- Required task
Go through the listing and copy each line with the string "colormap".

═══ Data excerpts

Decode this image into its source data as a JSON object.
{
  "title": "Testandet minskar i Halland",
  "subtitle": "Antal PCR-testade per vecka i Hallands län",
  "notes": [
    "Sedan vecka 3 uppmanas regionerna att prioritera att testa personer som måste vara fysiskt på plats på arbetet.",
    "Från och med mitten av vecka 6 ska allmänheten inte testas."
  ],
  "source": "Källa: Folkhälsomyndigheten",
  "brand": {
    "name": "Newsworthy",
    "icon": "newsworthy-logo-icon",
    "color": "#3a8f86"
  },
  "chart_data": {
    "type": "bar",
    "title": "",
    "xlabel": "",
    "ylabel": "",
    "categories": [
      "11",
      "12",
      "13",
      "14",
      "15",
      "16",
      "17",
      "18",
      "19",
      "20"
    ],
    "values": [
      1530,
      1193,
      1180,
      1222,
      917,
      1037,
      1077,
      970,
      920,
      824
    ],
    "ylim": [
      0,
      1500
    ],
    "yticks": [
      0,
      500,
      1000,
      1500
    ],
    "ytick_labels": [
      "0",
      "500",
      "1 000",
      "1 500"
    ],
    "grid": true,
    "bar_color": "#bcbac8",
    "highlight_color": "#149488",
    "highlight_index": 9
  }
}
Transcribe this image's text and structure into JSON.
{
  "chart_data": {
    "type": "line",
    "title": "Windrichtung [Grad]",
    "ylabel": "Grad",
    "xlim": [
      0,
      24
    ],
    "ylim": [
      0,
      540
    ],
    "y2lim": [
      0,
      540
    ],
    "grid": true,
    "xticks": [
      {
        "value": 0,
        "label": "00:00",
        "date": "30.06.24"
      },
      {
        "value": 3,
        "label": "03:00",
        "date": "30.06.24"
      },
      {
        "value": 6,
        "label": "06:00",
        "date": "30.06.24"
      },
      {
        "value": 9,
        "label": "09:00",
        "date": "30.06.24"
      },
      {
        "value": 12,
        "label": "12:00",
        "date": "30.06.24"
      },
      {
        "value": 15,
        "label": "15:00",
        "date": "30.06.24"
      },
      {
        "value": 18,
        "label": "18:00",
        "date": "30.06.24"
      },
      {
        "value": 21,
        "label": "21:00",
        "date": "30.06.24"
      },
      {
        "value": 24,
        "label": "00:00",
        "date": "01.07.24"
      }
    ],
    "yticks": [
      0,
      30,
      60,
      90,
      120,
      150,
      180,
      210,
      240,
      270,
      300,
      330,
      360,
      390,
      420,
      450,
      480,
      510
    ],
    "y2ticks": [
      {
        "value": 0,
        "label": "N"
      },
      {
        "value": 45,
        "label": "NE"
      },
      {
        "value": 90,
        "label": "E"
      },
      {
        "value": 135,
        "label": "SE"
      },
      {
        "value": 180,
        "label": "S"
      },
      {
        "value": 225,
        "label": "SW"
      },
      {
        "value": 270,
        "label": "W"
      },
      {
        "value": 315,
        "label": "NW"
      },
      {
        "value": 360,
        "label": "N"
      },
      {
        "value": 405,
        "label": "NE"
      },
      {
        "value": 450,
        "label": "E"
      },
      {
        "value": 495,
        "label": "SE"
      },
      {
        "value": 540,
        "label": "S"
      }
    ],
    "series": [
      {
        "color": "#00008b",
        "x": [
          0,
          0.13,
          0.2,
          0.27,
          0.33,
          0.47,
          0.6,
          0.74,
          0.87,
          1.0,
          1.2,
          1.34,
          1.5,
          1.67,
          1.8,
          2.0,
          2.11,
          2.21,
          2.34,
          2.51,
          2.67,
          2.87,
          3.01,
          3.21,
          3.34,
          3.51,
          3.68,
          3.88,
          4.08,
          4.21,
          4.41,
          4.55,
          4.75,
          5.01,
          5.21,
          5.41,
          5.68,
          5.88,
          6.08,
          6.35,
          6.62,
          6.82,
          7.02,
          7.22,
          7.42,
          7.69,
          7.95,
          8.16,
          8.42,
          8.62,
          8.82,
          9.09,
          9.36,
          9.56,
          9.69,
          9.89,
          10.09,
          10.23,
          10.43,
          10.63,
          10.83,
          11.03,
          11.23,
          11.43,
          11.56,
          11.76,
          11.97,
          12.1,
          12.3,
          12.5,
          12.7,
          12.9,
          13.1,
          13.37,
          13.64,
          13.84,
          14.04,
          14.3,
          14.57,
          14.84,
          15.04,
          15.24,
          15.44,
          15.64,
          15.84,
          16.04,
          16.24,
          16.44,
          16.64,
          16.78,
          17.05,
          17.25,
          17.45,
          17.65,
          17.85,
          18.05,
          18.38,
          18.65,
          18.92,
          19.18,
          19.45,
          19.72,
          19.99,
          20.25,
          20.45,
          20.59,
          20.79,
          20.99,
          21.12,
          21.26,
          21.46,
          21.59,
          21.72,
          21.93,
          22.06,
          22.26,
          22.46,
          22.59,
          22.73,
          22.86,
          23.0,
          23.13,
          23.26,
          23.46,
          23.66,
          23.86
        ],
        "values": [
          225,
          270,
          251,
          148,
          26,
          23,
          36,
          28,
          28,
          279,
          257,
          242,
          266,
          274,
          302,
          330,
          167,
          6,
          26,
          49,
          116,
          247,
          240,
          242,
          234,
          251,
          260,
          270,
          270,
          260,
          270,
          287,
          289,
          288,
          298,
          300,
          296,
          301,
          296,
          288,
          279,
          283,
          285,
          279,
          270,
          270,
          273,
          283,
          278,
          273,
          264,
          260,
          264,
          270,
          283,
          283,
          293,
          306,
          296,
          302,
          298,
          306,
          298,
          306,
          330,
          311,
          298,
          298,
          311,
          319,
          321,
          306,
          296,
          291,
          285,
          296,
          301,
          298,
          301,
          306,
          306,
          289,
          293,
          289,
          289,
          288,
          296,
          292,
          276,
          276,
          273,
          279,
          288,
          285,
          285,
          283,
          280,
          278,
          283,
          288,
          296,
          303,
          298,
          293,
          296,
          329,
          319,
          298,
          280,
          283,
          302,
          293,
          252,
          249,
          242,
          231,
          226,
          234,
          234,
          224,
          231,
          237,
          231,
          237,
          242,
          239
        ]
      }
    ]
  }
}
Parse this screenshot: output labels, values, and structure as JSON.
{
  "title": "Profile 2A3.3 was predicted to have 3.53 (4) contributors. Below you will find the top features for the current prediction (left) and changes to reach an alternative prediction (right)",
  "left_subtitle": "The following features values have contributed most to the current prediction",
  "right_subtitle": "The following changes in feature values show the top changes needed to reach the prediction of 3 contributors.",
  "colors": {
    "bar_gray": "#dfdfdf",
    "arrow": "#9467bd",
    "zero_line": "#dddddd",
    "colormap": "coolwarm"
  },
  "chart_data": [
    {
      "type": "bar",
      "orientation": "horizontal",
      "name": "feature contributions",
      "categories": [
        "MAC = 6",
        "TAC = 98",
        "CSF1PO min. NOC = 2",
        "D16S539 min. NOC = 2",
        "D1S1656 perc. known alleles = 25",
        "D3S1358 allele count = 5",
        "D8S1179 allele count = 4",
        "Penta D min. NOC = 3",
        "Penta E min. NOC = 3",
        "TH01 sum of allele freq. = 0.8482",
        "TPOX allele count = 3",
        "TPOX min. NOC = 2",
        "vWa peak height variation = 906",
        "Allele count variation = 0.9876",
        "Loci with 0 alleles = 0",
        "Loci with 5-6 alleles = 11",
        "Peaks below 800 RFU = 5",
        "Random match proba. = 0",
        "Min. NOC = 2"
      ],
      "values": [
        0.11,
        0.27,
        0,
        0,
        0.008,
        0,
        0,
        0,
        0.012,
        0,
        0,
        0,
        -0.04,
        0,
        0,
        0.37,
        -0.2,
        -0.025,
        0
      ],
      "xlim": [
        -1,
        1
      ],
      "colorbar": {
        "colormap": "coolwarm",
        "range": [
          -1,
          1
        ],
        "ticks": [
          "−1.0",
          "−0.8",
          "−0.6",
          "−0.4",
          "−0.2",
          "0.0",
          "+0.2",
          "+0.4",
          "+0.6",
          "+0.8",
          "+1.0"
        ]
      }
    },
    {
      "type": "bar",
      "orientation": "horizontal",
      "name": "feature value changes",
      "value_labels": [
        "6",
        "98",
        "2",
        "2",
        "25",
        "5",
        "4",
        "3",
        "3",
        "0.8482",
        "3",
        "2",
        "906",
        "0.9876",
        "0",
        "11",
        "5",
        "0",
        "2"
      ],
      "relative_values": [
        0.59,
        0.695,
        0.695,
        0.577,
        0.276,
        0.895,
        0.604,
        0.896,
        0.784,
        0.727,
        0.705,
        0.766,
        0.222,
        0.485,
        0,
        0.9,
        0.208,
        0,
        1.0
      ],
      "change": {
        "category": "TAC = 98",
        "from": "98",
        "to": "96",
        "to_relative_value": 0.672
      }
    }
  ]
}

══════

- Solution for this problem
    "colormap": "coolwarm"
        "colormap": "coolwarm",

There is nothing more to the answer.